— Prompt —
In the records below, please retype word for word every line from the one containing "What's the underlying" through the final one, both included, and nothing else.

— Records —

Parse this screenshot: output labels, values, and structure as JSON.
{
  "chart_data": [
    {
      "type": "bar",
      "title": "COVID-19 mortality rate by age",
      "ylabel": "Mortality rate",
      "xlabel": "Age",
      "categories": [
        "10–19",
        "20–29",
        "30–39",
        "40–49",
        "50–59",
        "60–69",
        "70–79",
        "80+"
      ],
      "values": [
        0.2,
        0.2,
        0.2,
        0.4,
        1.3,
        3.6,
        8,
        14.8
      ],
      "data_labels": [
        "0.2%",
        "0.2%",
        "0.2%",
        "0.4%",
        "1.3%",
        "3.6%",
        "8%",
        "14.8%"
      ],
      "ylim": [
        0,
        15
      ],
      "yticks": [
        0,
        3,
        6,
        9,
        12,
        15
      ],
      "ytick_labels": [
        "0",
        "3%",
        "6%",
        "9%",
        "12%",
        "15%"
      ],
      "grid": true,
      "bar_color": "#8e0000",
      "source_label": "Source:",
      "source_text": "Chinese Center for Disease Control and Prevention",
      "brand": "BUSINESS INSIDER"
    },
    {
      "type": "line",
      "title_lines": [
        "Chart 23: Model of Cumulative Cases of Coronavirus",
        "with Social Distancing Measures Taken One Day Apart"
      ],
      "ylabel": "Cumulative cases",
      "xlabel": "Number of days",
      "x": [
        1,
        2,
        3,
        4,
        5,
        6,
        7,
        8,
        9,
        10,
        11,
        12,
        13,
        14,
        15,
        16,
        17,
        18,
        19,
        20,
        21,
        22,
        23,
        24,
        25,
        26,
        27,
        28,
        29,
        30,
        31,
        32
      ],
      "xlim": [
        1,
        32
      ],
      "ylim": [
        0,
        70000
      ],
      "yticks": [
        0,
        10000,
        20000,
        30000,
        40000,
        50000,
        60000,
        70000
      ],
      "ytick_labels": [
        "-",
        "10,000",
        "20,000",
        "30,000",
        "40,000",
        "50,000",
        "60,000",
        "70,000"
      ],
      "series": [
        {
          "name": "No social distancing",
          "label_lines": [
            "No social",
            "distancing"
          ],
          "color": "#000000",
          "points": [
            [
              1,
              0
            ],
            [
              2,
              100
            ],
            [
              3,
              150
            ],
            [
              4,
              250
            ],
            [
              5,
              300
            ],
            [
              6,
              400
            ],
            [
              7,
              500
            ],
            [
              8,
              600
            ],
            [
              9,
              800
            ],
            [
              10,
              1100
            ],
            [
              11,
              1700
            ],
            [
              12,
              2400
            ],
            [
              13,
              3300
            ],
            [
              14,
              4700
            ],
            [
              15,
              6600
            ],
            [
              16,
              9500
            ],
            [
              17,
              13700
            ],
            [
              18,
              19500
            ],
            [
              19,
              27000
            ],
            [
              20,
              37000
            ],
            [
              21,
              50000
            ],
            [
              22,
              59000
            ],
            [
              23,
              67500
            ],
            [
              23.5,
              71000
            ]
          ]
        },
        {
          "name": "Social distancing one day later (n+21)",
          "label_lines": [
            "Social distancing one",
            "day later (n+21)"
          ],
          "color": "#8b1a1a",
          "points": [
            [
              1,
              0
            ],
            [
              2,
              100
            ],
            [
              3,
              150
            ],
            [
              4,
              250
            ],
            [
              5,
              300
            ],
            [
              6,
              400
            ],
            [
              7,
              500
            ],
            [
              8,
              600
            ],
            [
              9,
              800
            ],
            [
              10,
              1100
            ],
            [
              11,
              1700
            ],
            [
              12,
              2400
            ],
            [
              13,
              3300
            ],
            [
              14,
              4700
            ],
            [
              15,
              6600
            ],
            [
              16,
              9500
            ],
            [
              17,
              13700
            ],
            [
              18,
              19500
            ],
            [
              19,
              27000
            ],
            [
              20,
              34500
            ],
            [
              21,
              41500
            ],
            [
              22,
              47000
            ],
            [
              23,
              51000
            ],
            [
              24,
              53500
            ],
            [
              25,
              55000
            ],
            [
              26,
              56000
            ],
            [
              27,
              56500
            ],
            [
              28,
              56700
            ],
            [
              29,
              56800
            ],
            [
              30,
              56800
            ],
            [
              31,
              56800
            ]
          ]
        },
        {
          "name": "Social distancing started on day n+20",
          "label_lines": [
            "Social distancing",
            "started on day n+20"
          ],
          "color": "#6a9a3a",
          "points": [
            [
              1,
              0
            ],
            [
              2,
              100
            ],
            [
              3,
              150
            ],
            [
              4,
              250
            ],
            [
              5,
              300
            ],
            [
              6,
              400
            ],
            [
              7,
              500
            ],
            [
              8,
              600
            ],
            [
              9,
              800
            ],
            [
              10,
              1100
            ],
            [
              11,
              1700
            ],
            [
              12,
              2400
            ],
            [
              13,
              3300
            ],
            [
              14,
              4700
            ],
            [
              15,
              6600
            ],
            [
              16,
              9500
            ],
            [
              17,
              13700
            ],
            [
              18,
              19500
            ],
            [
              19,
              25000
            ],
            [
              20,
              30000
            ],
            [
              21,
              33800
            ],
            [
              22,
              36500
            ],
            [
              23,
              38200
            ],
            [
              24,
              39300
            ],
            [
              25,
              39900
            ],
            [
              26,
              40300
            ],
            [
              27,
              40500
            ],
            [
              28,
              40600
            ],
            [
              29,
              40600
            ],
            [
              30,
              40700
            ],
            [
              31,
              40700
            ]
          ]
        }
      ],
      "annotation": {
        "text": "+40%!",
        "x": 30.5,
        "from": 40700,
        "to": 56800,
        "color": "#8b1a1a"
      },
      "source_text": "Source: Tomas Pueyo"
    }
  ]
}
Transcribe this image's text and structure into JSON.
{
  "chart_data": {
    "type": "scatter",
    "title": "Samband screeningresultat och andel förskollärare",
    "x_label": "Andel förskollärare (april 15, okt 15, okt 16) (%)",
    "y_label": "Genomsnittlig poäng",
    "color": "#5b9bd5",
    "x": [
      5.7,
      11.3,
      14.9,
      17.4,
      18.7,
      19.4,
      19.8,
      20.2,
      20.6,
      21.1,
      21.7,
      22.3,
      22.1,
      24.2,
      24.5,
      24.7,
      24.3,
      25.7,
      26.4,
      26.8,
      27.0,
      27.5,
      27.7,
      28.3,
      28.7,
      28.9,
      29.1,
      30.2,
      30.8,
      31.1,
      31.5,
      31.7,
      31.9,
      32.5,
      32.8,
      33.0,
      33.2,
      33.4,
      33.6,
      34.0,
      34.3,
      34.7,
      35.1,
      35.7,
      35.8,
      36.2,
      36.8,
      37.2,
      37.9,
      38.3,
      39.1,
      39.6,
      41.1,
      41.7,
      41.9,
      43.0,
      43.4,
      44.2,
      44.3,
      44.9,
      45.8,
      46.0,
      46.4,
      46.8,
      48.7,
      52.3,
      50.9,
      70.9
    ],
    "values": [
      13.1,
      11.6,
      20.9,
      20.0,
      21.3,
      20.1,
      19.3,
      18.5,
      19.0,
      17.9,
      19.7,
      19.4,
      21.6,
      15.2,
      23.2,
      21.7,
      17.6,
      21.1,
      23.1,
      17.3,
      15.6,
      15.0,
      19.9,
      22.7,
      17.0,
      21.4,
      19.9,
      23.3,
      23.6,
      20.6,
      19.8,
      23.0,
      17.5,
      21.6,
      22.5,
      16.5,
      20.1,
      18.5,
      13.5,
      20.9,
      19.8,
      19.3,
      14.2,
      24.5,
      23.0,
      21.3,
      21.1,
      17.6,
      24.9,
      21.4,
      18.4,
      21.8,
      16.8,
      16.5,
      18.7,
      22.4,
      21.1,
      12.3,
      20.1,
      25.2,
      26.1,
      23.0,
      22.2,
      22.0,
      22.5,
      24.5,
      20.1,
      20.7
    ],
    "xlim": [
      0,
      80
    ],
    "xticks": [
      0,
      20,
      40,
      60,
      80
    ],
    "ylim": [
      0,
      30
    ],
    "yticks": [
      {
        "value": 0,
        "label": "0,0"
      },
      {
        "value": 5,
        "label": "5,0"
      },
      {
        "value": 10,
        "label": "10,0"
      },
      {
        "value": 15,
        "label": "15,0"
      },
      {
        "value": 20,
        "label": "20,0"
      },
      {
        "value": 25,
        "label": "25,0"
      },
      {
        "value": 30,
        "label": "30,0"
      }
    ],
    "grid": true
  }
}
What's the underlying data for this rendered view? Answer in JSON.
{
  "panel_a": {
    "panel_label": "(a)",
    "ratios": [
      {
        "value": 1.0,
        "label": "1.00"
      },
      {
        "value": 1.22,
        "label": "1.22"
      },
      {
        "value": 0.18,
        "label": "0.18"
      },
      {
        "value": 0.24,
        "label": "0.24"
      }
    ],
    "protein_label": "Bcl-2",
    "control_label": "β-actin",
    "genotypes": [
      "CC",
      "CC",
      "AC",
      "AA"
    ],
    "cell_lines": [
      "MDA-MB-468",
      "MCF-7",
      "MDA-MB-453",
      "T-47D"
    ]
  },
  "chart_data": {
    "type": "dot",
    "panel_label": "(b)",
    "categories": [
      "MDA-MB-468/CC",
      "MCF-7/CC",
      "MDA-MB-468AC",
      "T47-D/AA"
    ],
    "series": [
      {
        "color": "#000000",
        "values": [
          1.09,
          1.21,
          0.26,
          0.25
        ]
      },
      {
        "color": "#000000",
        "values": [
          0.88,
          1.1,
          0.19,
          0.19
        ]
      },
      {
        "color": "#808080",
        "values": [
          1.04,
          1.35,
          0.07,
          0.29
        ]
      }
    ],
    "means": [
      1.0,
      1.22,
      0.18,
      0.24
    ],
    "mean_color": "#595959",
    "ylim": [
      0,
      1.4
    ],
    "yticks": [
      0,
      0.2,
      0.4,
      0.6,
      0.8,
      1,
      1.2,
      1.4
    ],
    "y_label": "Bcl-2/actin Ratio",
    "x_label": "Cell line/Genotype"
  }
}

— Task solution —
What's the underlying data for this rendered view? Answer in JSON.
{
  "panel_a": {
    "panel_label": "(a)",
    "ratios": [
      {
        "value": 1.0,
        "label": "1.00"
      },
      {
        "value": 1.22,
        "label": "1.22"
      },
      {
        "value": 0.18,
        "label": "0.18"
      },
      {
        "value": 0.24,
        "label": "0.24"
      }
    ],
    "protein_label": "Bcl-2",
    "control_label": "β-actin",
    "genotypes": [
      "CC",
      "CC",
      "AC",
      "AA"
    ],
    "cell_lines": [
      "MDA-MB-468",
      "MCF-7",
      "MDA-MB-453",
      "T-47D"
    ]
  },
  "chart_data": {
    "type": "dot",
    "panel_label": "(b)",
    "categories": [
      "MDA-MB-468/CC",
      "MCF-7/CC",
      "MDA-MB-468AC",
      "T47-D/AA"
    ],
    "series": [
      {
        "color": "#000000",
        "values": [
          1.09,
          1.21,
          0.26,
          0.25
        ]
      },
      {
        "color": "#000000",
        "values": [
          0.88,
          1.1,
          0.19,
          0.19
        ]
      },
      {
        "color": "#808080",
        "values": [
          1.04,
          1.35,
          0.07,
          0.29
        ]
      }
    ],
    "means": [
      1.0,
      1.22,
      0.18,
      0.24
    ],
    "mean_color": "#595959",
    "ylim": [
      0,
      1.4
    ],
    "yticks": [
      0,
      0.2,
      0.4,
      0.6,
      0.8,
      1,
      1.2,
      1.4
    ],
    "y_label": "Bcl-2/actin Ratio",
    "x_label": "Cell line/Genotype"
  }
}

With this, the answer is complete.